- [What is needed]: Check every line of the entries for "Total", and copy the lines that hold it.

- [Raw data]:
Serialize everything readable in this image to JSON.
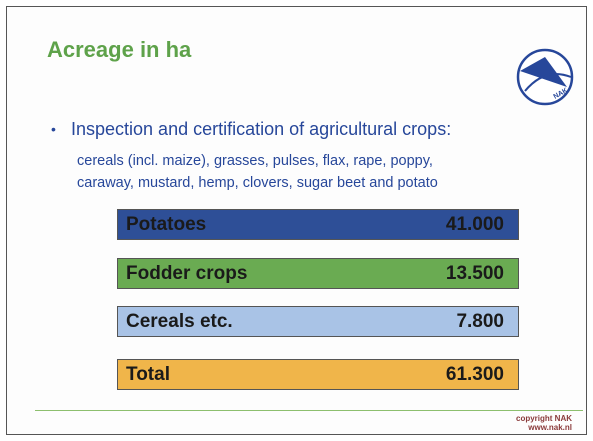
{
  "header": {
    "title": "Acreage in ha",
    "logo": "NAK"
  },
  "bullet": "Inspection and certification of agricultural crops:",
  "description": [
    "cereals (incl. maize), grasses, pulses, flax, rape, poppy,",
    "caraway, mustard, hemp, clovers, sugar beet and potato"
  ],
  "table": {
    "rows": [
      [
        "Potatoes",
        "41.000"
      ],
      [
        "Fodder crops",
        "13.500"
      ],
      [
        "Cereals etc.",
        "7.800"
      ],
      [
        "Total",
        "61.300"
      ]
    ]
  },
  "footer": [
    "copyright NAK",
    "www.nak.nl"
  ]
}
--
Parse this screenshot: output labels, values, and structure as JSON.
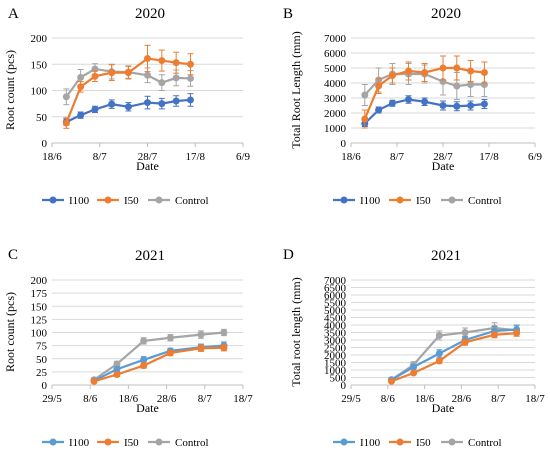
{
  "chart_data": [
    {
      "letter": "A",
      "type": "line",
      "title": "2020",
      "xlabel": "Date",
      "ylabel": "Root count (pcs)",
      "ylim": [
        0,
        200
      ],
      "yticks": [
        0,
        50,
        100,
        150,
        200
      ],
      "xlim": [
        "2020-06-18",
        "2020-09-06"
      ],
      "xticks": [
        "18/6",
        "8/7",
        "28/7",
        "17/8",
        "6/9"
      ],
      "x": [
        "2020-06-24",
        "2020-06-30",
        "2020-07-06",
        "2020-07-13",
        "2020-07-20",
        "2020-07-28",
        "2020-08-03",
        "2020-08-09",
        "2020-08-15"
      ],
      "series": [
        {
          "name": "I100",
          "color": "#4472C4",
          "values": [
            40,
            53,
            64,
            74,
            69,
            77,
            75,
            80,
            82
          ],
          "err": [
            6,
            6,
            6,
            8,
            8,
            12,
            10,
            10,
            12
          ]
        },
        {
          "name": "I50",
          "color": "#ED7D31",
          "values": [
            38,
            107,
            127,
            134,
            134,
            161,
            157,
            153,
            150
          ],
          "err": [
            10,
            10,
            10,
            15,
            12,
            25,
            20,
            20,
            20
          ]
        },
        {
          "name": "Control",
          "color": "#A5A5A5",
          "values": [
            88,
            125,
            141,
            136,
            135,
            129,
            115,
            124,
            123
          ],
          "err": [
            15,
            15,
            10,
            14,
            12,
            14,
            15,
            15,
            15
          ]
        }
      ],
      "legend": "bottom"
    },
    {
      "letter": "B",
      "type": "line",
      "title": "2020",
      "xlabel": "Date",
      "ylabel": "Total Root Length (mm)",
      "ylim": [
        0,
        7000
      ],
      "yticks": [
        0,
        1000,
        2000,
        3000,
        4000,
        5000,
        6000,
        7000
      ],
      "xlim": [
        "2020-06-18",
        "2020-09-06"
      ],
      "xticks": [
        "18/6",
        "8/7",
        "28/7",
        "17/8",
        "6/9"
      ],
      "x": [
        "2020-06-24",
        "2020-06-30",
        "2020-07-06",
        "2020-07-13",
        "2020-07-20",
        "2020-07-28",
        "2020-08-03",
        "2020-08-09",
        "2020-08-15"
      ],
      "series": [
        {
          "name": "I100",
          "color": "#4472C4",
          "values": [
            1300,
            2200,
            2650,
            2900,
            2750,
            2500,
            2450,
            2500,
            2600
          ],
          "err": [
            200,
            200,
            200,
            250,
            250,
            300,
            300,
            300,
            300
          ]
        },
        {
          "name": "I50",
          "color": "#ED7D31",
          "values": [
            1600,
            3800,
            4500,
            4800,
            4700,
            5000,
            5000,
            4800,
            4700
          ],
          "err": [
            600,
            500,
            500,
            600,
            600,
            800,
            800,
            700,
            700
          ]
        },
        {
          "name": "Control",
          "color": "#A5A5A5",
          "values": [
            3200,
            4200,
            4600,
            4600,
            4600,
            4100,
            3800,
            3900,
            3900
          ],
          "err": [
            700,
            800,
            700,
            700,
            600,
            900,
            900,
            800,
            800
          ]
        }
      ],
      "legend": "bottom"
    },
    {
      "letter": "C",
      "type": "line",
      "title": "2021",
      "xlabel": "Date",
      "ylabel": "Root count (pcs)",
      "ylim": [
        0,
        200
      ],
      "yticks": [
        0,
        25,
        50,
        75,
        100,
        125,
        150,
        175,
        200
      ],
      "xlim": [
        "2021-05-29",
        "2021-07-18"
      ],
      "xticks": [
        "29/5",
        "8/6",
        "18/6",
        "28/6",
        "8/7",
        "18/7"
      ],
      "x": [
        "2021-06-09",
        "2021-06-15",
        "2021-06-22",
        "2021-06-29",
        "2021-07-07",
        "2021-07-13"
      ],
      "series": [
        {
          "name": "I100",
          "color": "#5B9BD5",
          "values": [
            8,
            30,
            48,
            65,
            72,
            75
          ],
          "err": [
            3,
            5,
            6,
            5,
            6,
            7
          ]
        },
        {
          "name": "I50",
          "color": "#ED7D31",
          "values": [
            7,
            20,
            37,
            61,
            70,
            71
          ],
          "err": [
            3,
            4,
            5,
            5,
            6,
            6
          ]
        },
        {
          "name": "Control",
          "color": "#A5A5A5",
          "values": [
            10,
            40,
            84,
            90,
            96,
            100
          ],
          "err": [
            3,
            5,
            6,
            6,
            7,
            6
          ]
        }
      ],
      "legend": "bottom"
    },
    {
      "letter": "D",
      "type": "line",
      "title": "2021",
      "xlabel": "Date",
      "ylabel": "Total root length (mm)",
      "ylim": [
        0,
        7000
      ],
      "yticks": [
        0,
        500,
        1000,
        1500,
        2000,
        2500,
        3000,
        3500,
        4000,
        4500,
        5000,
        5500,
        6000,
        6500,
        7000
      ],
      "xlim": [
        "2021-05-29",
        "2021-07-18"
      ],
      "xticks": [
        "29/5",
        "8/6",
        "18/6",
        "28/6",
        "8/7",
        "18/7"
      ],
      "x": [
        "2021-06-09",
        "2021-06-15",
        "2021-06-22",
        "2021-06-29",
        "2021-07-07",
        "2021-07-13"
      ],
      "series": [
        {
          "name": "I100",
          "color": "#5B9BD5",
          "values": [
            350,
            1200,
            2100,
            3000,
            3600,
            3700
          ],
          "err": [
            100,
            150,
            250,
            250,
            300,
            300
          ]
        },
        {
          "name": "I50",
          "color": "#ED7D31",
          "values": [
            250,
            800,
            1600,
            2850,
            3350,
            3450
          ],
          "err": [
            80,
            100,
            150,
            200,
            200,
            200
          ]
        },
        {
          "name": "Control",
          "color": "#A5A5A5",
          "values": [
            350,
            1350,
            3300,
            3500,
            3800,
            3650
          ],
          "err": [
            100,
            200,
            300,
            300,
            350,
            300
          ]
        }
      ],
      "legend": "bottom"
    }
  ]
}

- [Answer to this exercise]:
        "Total",
      "ylabel": "Total Root Length (mm)",
      "ylabel": "Total root length (mm)",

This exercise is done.